What you should do >>
From the listing, collect all lines containing the word "Script".

— START OF Data for this task —

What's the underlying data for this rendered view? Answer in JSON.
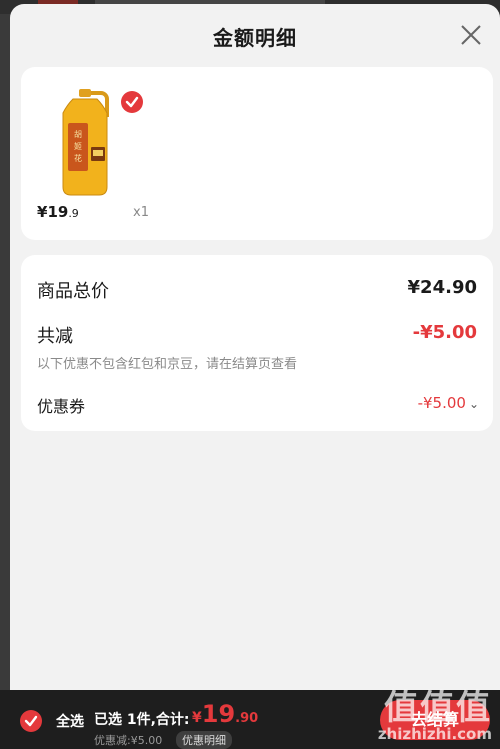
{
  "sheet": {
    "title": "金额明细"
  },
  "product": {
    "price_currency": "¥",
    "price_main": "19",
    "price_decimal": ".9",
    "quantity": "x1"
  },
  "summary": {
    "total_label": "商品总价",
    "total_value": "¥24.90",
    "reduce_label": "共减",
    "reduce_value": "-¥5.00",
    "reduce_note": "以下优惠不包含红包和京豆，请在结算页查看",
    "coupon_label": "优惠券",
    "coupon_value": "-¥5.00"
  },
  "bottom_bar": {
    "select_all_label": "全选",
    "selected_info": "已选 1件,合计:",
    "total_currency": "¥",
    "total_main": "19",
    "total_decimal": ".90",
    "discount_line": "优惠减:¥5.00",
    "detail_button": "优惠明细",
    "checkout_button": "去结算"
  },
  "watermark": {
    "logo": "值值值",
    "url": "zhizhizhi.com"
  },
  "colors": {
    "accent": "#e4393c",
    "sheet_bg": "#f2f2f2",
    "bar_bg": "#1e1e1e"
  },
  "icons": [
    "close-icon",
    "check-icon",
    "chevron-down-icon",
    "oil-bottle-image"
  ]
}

— END OF Data for this task —
— START OF Data for this task —

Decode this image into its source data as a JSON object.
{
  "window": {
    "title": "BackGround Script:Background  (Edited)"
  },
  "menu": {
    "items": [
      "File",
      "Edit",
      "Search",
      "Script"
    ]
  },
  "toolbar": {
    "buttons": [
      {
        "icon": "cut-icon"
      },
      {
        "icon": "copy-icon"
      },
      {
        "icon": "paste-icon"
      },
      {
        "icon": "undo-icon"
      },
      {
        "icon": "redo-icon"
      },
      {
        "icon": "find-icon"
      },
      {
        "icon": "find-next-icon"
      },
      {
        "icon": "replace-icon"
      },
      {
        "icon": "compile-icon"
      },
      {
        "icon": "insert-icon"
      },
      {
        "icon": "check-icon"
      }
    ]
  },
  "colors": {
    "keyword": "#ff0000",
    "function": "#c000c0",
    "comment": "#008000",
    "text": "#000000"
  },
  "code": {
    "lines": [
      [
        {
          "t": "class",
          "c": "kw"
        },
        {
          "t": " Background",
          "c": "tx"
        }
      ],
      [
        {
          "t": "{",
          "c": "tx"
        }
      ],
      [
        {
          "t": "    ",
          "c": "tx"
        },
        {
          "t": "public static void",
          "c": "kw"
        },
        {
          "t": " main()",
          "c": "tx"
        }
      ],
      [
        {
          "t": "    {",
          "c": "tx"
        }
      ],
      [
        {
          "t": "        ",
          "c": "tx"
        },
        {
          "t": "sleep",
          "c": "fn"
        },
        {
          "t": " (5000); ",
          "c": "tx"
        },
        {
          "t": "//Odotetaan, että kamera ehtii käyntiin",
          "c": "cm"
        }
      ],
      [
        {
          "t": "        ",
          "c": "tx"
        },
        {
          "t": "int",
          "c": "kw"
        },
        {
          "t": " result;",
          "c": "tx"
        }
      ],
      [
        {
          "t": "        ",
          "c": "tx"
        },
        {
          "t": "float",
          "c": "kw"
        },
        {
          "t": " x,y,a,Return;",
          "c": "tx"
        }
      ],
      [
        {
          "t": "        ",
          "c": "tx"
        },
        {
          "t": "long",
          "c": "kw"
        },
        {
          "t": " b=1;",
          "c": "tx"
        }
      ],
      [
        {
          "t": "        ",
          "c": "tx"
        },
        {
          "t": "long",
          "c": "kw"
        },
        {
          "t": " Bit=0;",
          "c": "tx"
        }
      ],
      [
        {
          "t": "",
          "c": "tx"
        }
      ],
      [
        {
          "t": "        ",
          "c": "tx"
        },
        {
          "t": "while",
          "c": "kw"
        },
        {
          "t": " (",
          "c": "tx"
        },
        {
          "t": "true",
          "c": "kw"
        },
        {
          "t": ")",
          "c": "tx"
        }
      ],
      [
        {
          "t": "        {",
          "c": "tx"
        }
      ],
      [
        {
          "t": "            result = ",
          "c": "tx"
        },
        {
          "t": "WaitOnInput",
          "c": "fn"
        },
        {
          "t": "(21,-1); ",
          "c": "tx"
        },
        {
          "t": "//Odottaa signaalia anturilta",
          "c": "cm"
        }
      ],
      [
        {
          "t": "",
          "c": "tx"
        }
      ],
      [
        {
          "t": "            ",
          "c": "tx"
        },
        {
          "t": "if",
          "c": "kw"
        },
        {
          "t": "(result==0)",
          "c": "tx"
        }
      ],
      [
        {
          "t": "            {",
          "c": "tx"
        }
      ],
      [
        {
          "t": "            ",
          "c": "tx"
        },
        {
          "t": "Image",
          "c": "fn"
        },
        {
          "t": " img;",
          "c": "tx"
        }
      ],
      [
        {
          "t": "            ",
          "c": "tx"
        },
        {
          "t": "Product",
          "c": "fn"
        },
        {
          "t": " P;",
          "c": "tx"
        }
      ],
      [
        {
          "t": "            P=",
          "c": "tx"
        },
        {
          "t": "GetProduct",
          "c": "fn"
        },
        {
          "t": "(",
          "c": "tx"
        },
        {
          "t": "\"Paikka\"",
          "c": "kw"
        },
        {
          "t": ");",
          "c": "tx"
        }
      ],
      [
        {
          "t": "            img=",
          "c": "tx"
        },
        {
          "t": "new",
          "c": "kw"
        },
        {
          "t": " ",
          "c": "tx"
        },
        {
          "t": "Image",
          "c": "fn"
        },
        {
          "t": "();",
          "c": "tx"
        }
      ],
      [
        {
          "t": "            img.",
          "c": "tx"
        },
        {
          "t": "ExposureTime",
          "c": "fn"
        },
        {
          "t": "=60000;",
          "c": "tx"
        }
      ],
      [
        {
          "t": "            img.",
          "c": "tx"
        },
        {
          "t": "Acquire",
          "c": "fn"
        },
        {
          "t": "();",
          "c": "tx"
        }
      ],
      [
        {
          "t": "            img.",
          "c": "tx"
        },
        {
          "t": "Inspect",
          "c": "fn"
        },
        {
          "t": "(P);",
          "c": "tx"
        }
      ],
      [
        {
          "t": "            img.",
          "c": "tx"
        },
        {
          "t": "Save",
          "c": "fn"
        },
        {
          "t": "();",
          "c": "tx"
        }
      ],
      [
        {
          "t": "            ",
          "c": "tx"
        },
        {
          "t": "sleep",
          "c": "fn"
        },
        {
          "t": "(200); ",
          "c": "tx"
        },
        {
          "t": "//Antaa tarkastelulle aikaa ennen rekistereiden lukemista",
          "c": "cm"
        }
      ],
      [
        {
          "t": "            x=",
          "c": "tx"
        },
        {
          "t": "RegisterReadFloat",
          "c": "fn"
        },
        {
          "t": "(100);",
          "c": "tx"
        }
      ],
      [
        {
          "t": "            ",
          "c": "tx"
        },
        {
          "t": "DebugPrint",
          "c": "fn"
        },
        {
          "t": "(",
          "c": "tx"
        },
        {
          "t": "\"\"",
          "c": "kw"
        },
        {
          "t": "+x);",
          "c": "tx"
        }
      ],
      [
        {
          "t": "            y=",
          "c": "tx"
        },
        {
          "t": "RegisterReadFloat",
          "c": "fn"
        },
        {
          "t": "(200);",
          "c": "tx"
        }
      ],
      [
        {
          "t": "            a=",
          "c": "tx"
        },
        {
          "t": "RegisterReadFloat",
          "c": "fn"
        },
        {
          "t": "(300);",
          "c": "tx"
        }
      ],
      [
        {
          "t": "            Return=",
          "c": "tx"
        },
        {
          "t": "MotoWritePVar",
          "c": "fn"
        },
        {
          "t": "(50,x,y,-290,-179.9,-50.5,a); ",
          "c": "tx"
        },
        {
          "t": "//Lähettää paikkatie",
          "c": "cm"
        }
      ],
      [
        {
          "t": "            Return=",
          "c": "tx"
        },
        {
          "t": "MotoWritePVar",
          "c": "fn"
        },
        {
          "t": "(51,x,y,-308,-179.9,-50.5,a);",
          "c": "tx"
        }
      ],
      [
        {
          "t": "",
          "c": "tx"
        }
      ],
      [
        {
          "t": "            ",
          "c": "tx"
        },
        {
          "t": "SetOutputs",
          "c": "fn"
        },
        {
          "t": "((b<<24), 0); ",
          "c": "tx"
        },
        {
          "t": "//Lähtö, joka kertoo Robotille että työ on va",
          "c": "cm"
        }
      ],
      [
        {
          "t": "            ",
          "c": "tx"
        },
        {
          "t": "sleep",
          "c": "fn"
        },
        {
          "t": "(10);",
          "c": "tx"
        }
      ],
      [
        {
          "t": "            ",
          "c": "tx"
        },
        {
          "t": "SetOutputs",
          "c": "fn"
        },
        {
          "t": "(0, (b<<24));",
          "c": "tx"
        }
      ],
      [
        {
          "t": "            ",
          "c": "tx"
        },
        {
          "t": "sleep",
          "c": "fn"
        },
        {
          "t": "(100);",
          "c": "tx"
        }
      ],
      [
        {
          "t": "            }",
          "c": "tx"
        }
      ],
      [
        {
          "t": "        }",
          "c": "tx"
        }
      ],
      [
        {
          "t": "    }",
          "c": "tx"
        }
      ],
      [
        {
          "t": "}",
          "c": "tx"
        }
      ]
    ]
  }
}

— END OF Data for this task —

Worked answer >>
    "title": "BackGround Script:Background  (Edited)"
      "Script"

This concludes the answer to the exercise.